**Aim of the task**
Please extract every line of the items below, reproducing each one character for character with no changes.

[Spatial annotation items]
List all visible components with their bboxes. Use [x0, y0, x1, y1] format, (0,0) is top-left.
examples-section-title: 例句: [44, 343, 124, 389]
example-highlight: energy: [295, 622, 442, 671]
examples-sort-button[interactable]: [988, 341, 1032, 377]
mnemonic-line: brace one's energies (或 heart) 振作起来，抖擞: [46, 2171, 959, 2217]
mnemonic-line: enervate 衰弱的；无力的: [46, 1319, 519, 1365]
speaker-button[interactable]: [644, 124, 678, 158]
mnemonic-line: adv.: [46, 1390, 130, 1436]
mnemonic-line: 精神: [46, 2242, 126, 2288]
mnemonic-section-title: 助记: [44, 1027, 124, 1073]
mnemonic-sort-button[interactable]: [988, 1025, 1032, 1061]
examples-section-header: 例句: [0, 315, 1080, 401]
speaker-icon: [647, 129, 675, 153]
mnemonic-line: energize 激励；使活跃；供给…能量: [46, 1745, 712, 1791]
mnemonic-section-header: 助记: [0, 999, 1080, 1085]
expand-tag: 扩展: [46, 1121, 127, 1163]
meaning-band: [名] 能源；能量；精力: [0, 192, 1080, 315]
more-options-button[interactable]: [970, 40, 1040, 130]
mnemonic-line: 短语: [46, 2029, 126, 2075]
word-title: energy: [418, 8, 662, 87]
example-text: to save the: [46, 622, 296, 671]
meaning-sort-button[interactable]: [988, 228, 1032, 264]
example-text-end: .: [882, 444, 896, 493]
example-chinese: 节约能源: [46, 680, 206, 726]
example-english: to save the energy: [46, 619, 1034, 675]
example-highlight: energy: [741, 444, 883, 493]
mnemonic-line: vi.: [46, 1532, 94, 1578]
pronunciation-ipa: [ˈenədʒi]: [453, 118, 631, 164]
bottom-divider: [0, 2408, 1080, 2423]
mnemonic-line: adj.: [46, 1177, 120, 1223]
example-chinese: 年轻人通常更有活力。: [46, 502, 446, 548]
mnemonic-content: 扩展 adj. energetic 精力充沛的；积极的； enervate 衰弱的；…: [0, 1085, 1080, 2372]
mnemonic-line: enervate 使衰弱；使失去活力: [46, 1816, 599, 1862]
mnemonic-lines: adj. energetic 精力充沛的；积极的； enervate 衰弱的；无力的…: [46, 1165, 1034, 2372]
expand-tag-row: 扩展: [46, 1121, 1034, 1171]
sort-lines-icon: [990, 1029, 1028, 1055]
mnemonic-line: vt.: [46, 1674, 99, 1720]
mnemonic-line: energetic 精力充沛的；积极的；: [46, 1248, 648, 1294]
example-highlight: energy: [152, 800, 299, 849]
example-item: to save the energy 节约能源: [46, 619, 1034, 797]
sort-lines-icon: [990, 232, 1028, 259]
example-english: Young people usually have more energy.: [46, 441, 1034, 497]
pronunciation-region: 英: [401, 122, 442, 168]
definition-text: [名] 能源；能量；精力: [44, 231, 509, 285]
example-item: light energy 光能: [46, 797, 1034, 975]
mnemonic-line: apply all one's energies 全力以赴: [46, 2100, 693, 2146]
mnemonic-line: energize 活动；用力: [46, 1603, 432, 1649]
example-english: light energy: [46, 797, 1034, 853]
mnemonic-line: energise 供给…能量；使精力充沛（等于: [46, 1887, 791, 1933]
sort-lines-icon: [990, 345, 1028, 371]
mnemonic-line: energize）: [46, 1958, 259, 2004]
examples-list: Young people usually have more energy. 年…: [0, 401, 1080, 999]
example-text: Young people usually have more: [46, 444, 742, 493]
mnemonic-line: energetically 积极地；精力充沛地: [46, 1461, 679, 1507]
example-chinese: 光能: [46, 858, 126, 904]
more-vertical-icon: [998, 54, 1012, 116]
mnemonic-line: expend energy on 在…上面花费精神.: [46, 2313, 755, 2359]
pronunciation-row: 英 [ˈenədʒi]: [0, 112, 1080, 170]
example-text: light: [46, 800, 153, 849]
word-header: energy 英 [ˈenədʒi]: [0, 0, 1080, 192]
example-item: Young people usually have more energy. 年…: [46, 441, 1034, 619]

**Exercise response**
List all visible components with their bboxes. Use [x0, y0, x1, y1] format, (0,0) is top-left.
examples-section-title: 例句: [44, 343, 124, 389]
example-highlight: energy: [295, 622, 442, 671]
examples-sort-button[interactable]: [988, 341, 1032, 377]
mnemonic-line: brace one's energies (或 heart) 振作起来，抖擞: [46, 2171, 959, 2217]
mnemonic-line: enervate 衰弱的；无力的: [46, 1319, 519, 1365]
speaker-button[interactable]: [644, 124, 678, 158]
mnemonic-line: adv.: [46, 1390, 130, 1436]
mnemonic-line: 精神: [46, 2242, 126, 2288]
mnemonic-section-title: 助记: [44, 1027, 124, 1073]
mnemonic-sort-button[interactable]: [988, 1025, 1032, 1061]
examples-section-header: 例句: [0, 315, 1080, 401]
speaker-icon: [647, 129, 675, 153]
mnemonic-line: energize 激励；使活跃；供给…能量: [46, 1745, 712, 1791]
mnemonic-section-header: 助记: [0, 999, 1080, 1085]
expand-tag: 扩展: [46, 1121, 127, 1163]
meaning-band: [名] 能源；能量；精力: [0, 192, 1080, 315]
more-options-button[interactable]: [970, 40, 1040, 130]
mnemonic-line: 短语: [46, 2029, 126, 2075]
word-title: energy: [418, 8, 662, 87]
example-text: to save the: [46, 622, 296, 671]
meaning-sort-button[interactable]: [988, 228, 1032, 264]
example-text-end: .: [882, 444, 896, 493]
example-chinese: 节约能源: [46, 680, 206, 726]
example-english: to save the energy: [46, 619, 1034, 675]
example-highlight: energy: [741, 444, 883, 493]
mnemonic-line: vi.: [46, 1532, 94, 1578]
pronunciation-ipa: [ˈenədʒi]: [453, 118, 631, 164]
bottom-divider: [0, 2408, 1080, 2423]
mnemonic-line: adj.: [46, 1177, 120, 1223]
example-chinese: 年轻人通常更有活力。: [46, 502, 446, 548]
mnemonic-content: 扩展 adj. energetic 精力充沛的；积极的； enervate 衰弱的；…: [0, 1085, 1080, 2372]
mnemonic-line: enervate 使衰弱；使失去活力: [46, 1816, 599, 1862]
mnemonic-lines: adj. energetic 精力充沛的；积极的； enervate 衰弱的；无力的…: [46, 1165, 1034, 2372]
expand-tag-row: 扩展: [46, 1121, 1034, 1171]
sort-lines-icon: [990, 1029, 1028, 1055]
mnemonic-line: vt.: [46, 1674, 99, 1720]
mnemonic-line: energetic 精力充沛的；积极的；: [46, 1248, 648, 1294]
example-highlight: energy: [152, 800, 299, 849]
example-item: to save the energy 节约能源: [46, 619, 1034, 797]
sort-lines-icon: [990, 232, 1028, 259]
example-english: Young people usually have more energy.: [46, 441, 1034, 497]
pronunciation-region: 英: [401, 122, 442, 168]
definition-text: [名] 能源；能量；精力: [44, 231, 509, 285]
example-item: light energy 光能: [46, 797, 1034, 975]
mnemonic-line: apply all one's energies 全力以赴: [46, 2100, 693, 2146]
mnemonic-line: energize 活动；用力: [46, 1603, 432, 1649]
example-english: light energy: [46, 797, 1034, 853]
mnemonic-line: energise 供给…能量；使精力充沛（等于: [46, 1887, 791, 1933]
sort-lines-icon: [990, 345, 1028, 371]
mnemonic-line: energize）: [46, 1958, 259, 2004]
examples-list: Young people usually have more energy. 年…: [0, 401, 1080, 999]
example-text: Young people usually have more: [46, 444, 742, 493]
mnemonic-line: energetically 积极地；精力充沛地: [46, 1461, 679, 1507]
example-chinese: 光能: [46, 858, 126, 904]
more-vertical-icon: [998, 54, 1012, 116]
mnemonic-line: expend energy on 在…上面花费精神.: [46, 2313, 755, 2359]
pronunciation-row: 英 [ˈenədʒi]: [0, 112, 1080, 170]
example-text: light: [46, 800, 153, 849]
word-header: energy 英 [ˈenədʒi]: [0, 0, 1080, 192]
example-item: Young people usually have more energy. 年…: [46, 441, 1034, 619]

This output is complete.